=== PROBLEM DESCRIPTION ===
Find every line in the records that holds the string "text". Copy each one.

=== PROVIDED ENTRIES ===
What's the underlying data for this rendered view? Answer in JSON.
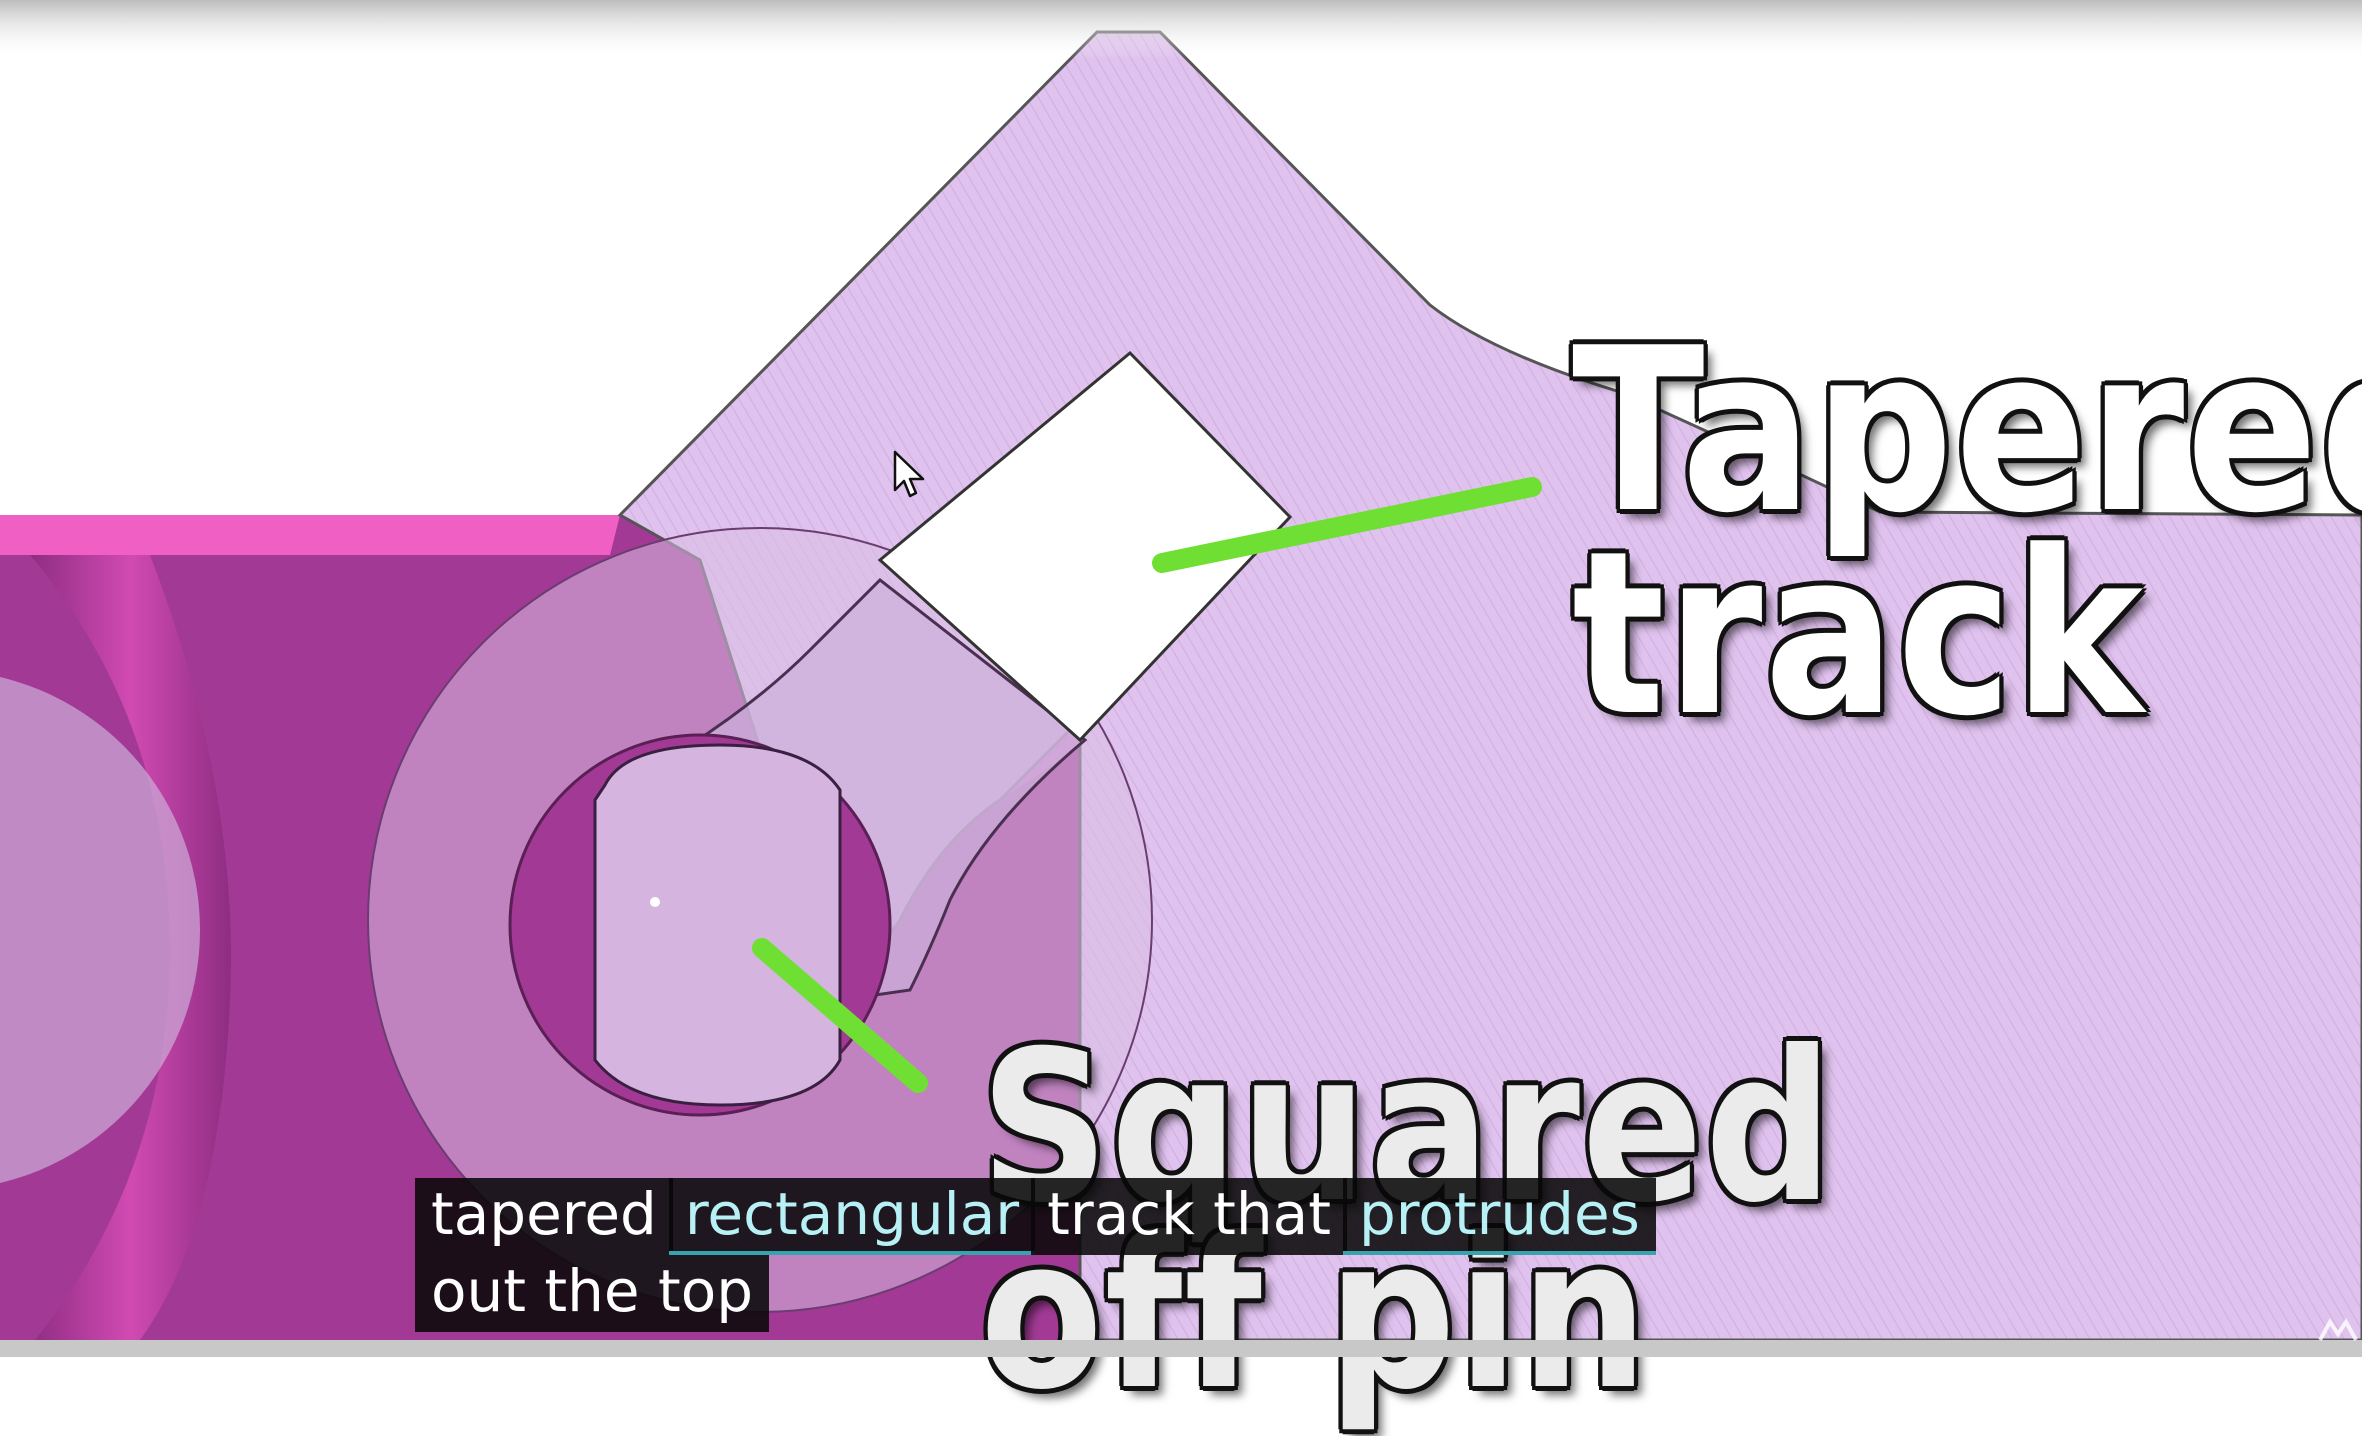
{
  "callouts": {
    "tapered_track_line1": "Tapered",
    "tapered_track_line2": "track",
    "squared_off_pin": "Squared off pin"
  },
  "captions": {
    "line1": [
      {
        "text": "tapered",
        "highlighted": false
      },
      {
        "text": "rectangular",
        "highlighted": true
      },
      {
        "text": "track that",
        "highlighted": false
      },
      {
        "text": "protrudes",
        "highlighted": true
      }
    ],
    "line2": [
      {
        "text": "out the top",
        "highlighted": false
      }
    ]
  },
  "icons": {
    "cursor": "mouse-pointer-icon",
    "player_mark": "player-brand-icon"
  },
  "colors": {
    "lavender_part": "#dfc1ec",
    "magenta_part": "#a23a95",
    "magenta_light": "#e05ab8",
    "pointer_line": "#6fe033",
    "caption_highlight": "#b8f1f5"
  }
}
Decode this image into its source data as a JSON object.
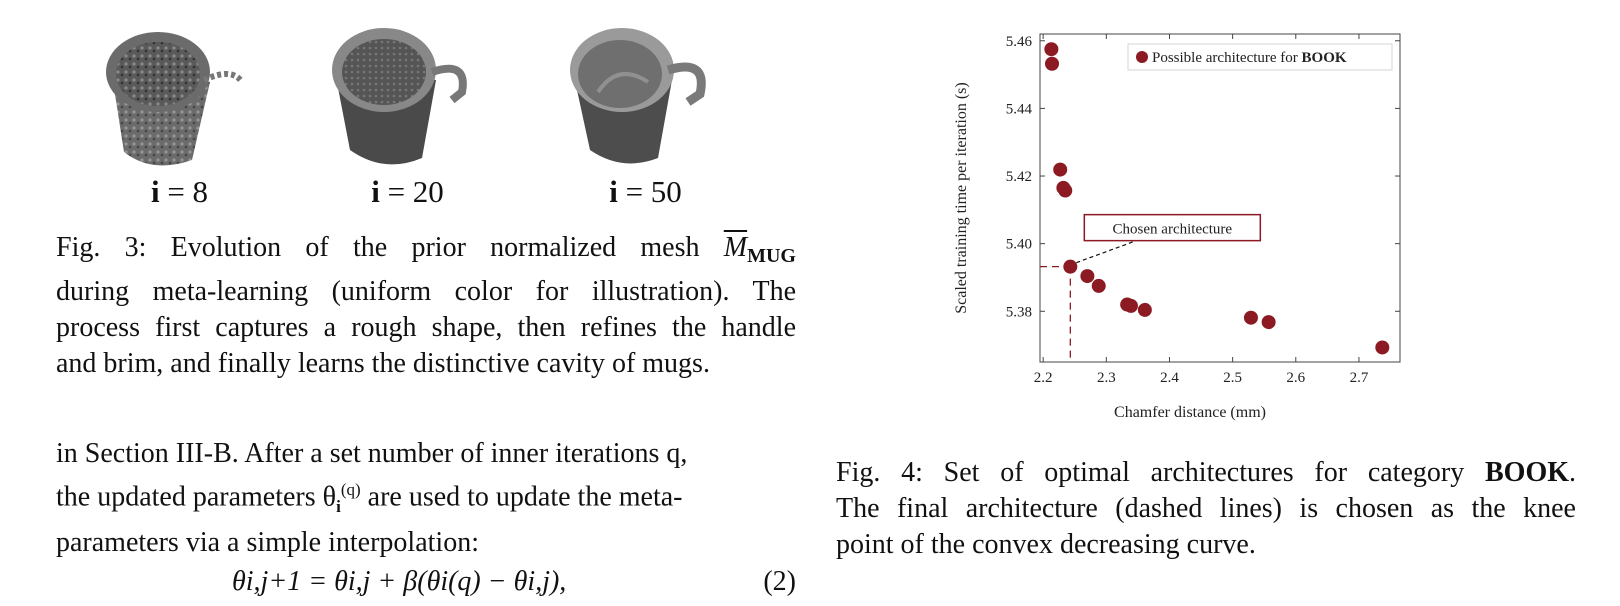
{
  "figure3": {
    "labels": [
      {
        "var": "i",
        "eq": " = 8"
      },
      {
        "var": "i",
        "eq": " = 20"
      },
      {
        "var": "i",
        "eq": " = 50"
      }
    ],
    "caption_lines": [
      "Fig. 3: Evolution of the prior normalized mesh ",
      "during meta-learning (uniform color for illustration). The",
      "process first captures a rough shape, then refines the handle",
      "and brim, and finally learns the distinctive cavity of mugs."
    ],
    "mesh_symbol": "M",
    "mesh_subscript": "MUG"
  },
  "body": {
    "line1": "in Section III-B. After a set number of inner iterations q,",
    "line2_a": "the updated parameters θ",
    "line2_sub": "i",
    "line2_sup": "(q)",
    "line2_b": " are used to update the meta-",
    "line3": "parameters via a simple interpolation:",
    "equation": "θi,j+1 = θi,j + β(θi(q) − θi,j),",
    "equation_number": "(2)"
  },
  "chart_data": {
    "type": "scatter",
    "xlabel": "Chamfer distance (mm)",
    "ylabel": "Scaled training time per iteration (s)",
    "xlim": [
      2.195,
      2.765
    ],
    "ylim": [
      5.365,
      5.462
    ],
    "xticks": [
      2.2,
      2.3,
      2.4,
      2.5,
      2.6,
      2.7
    ],
    "yticks": [
      5.38,
      5.4,
      5.42,
      5.44,
      5.46
    ],
    "grid": false,
    "legend_position": "top-right",
    "series": [
      {
        "name": "Possible architecture for BOOK",
        "color": "#8b1a22",
        "points": [
          [
            2.213,
            5.4575
          ],
          [
            2.214,
            5.4532
          ],
          [
            2.227,
            5.4219
          ],
          [
            2.232,
            5.4165
          ],
          [
            2.235,
            5.4157
          ],
          [
            2.243,
            5.3932
          ],
          [
            2.27,
            5.3904
          ],
          [
            2.288,
            5.3875
          ],
          [
            2.333,
            5.382
          ],
          [
            2.339,
            5.3816
          ],
          [
            2.361,
            5.3804
          ],
          [
            2.529,
            5.3781
          ],
          [
            2.557,
            5.3768
          ],
          [
            2.737,
            5.3693
          ]
        ]
      }
    ],
    "annotation": {
      "text": "Chosen architecture",
      "x": 2.243,
      "y": 5.3932
    }
  },
  "figure4": {
    "caption_lines": [
      "Fig. 4: Set of optimal architectures for category ",
      "The final architecture (dashed lines) is chosen as the knee",
      "point of the convex decreasing curve."
    ],
    "category": "BOOK"
  }
}
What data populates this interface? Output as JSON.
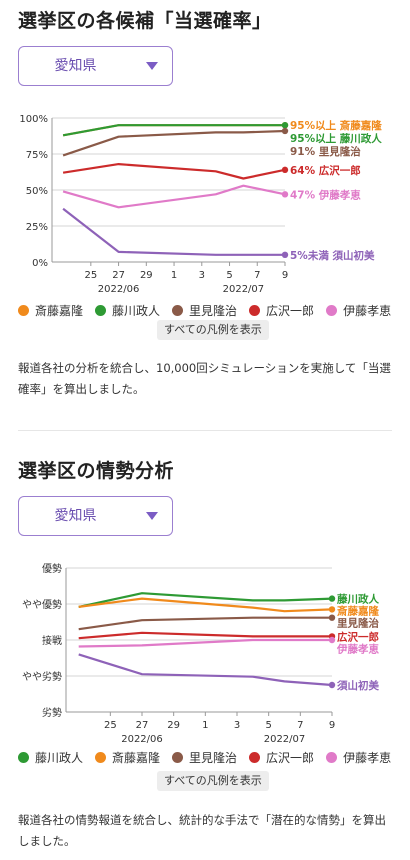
{
  "section1": {
    "title": "選挙区の各候補「当選確率」",
    "prefecture": "愛知県",
    "legend": [
      {
        "name": "斎藤嘉隆",
        "color": "#f08a1c"
      },
      {
        "name": "藤川政人",
        "color": "#2e9a34"
      },
      {
        "name": "里見隆治",
        "color": "#8a5a48"
      },
      {
        "name": "広沢一郎",
        "color": "#cc2b2b"
      },
      {
        "name": "伊藤孝恵",
        "color": "#e07ac8"
      }
    ],
    "show_all_label": "すべての凡例を表示",
    "note": "報道各社の分析を統合し、10,000回シミュレーションを実施して「当選確率」を算出しました。"
  },
  "section2": {
    "title": "選挙区の情勢分析",
    "prefecture": "愛知県",
    "legend": [
      {
        "name": "藤川政人",
        "color": "#2e9a34"
      },
      {
        "name": "斎藤嘉隆",
        "color": "#f08a1c"
      },
      {
        "name": "里見隆治",
        "color": "#8a5a48"
      },
      {
        "name": "広沢一郎",
        "color": "#cc2b2b"
      },
      {
        "name": "伊藤孝恵",
        "color": "#e07ac8"
      }
    ],
    "show_all_label": "すべての凡例を表示",
    "note": "報道各社の情勢報道を統合し、統計的な手法で「潜在的な情勢」を算出しました。"
  },
  "chart_data": [
    {
      "type": "line",
      "x": [
        "2022-06-23",
        "2022-06-27",
        "2022-07-04",
        "2022-07-06",
        "2022-07-09"
      ],
      "x_ticks": [
        "25",
        "27",
        "29",
        "1",
        "3",
        "5",
        "7",
        "9"
      ],
      "x_month_labels": [
        "2022/06",
        "2022/07"
      ],
      "yticks": [
        "0%",
        "25%",
        "50%",
        "75%",
        "100%"
      ],
      "ylim": [
        0,
        100
      ],
      "series": [
        {
          "name": "斎藤嘉隆",
          "color": "#f08a1c",
          "values": [
            88,
            95,
            95,
            95,
            95
          ],
          "end_label": "95%以上 斎藤嘉隆"
        },
        {
          "name": "藤川政人",
          "color": "#2e9a34",
          "values": [
            88,
            95,
            95,
            95,
            95
          ],
          "end_label": "95%以上 藤川政人"
        },
        {
          "name": "里見隆治",
          "color": "#8a5a48",
          "values": [
            74,
            87,
            90,
            90,
            91
          ],
          "end_label": "91% 里見隆治"
        },
        {
          "name": "広沢一郎",
          "color": "#cc2b2b",
          "values": [
            62,
            68,
            63,
            58,
            64
          ],
          "end_label": "64% 広沢一郎"
        },
        {
          "name": "伊藤孝恵",
          "color": "#e07ac8",
          "values": [
            49,
            38,
            47,
            53,
            47
          ],
          "end_label": "47% 伊藤孝恵"
        },
        {
          "name": "須山初美",
          "color": "#8e62b8",
          "values": [
            37,
            7,
            5,
            5,
            5
          ],
          "end_label": "5%未満 須山初美"
        }
      ]
    },
    {
      "type": "line",
      "x": [
        "2022-06-23",
        "2022-06-27",
        "2022-07-04",
        "2022-07-06",
        "2022-07-09"
      ],
      "x_ticks": [
        "25",
        "27",
        "29",
        "1",
        "3",
        "5",
        "7",
        "9"
      ],
      "x_month_labels": [
        "2022/06",
        "2022/07"
      ],
      "yticks": [
        "劣勢",
        "やや劣勢",
        "接戦",
        "やや優勢",
        "優勢"
      ],
      "ylim": [
        0,
        4
      ],
      "series": [
        {
          "name": "藤川政人",
          "color": "#2e9a34",
          "values": [
            2.92,
            3.3,
            3.1,
            3.1,
            3.15
          ],
          "end_label": "藤川政人"
        },
        {
          "name": "斎藤嘉隆",
          "color": "#f08a1c",
          "values": [
            2.92,
            3.15,
            2.9,
            2.8,
            2.85
          ],
          "end_label": "斎藤嘉隆"
        },
        {
          "name": "里見隆治",
          "color": "#8a5a48",
          "values": [
            2.3,
            2.55,
            2.62,
            2.62,
            2.62
          ],
          "end_label": "里見隆治"
        },
        {
          "name": "広沢一郎",
          "color": "#cc2b2b",
          "values": [
            2.05,
            2.2,
            2.1,
            2.1,
            2.1
          ],
          "end_label": "広沢一郎"
        },
        {
          "name": "伊藤孝恵",
          "color": "#e07ac8",
          "values": [
            1.82,
            1.85,
            2.0,
            2.0,
            2.0
          ],
          "end_label": "伊藤孝恵"
        },
        {
          "name": "須山初美",
          "color": "#8e62b8",
          "values": [
            1.6,
            1.05,
            0.98,
            0.85,
            0.75
          ],
          "end_label": "須山初美"
        }
      ]
    }
  ]
}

=== TASK RESPONSE ===
        "text": "tapered",
        "text": "rectangular",
        "text": "track that",
        "text": "protrudes",
        "text": "out the top",
      "text": "Chosen architecture",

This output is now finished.